---------- Excerpted records

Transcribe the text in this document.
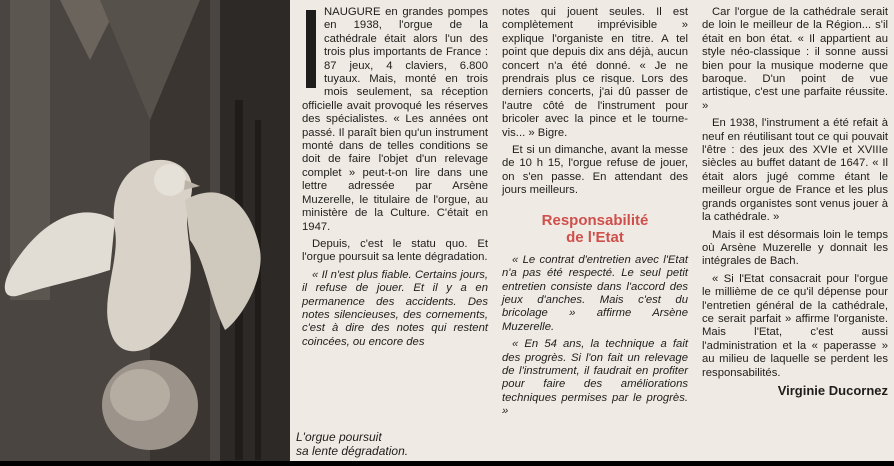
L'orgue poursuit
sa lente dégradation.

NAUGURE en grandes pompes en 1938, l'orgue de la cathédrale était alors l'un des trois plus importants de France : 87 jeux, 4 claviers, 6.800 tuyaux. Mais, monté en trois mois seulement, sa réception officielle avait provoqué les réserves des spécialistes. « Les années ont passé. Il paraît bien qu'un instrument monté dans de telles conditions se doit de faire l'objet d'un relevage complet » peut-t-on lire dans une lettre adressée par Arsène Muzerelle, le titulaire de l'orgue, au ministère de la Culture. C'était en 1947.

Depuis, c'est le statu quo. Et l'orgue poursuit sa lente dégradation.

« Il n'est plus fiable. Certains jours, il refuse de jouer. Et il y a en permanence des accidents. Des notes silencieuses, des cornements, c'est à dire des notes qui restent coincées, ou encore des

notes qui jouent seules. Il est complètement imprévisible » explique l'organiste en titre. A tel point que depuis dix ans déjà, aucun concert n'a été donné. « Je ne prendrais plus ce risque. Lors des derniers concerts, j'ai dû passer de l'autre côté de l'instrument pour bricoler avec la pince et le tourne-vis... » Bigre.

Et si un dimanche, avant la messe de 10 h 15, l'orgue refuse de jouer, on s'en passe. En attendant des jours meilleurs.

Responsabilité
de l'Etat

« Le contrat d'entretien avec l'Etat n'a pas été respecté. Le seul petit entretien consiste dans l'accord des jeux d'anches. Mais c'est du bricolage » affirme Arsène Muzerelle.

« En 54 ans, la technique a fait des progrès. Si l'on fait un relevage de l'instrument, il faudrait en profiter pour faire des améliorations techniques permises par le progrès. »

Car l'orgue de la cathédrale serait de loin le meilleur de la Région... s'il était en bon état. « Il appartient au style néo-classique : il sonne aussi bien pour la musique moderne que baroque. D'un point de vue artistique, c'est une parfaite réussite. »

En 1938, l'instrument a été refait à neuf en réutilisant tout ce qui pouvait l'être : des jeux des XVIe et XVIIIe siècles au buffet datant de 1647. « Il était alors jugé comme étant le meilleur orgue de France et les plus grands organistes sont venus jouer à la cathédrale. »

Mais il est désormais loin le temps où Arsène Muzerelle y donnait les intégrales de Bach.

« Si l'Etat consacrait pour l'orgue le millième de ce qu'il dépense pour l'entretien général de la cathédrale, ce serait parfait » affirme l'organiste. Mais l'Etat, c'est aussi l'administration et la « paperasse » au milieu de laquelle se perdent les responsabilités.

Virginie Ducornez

--------------------
---------- Excerpted records

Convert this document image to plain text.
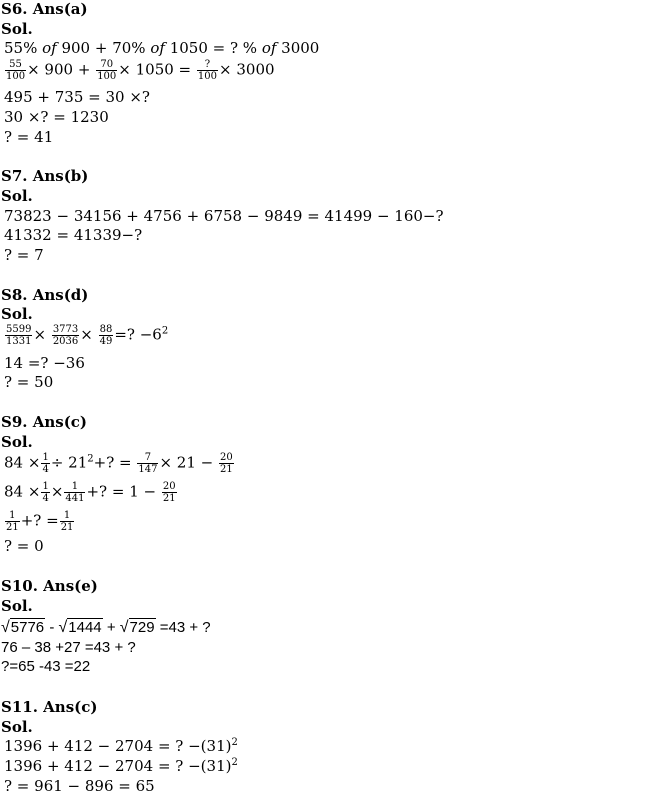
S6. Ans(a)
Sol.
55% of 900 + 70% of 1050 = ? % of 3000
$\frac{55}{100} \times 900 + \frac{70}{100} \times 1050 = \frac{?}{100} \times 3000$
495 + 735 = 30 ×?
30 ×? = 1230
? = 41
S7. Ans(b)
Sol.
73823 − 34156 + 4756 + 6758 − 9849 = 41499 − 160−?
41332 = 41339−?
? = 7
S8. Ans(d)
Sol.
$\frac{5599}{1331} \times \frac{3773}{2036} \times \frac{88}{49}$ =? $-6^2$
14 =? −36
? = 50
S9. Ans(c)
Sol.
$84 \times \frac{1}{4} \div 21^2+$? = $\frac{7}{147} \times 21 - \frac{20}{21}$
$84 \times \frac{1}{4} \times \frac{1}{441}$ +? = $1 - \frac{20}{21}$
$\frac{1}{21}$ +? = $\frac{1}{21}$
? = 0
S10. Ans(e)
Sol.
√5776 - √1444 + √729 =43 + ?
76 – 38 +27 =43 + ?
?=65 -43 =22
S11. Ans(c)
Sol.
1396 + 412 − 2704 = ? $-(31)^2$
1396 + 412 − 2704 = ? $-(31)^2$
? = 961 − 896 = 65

--------------------

# What this task involves
Copy out each line that contains the word "aussi".

# Result of the exercise
Car l'orgue de la cathédrale serait de loin le meilleur de la Région... s'il était en bon état. « Il appartient au style néo-classique : il sonne aussi bien pour la musique moderne que baroque. D'un point de vue artistique, c'est une parfaite réussite. »
« Si l'Etat consacrait pour l'orgue le millième de ce qu'il dépense pour l'entretien général de la cathédrale, ce serait parfait » affirme l'organiste. Mais l'Etat, c'est aussi l'administration et la « paperasse » au milieu de laquelle se perdent les responsabilités.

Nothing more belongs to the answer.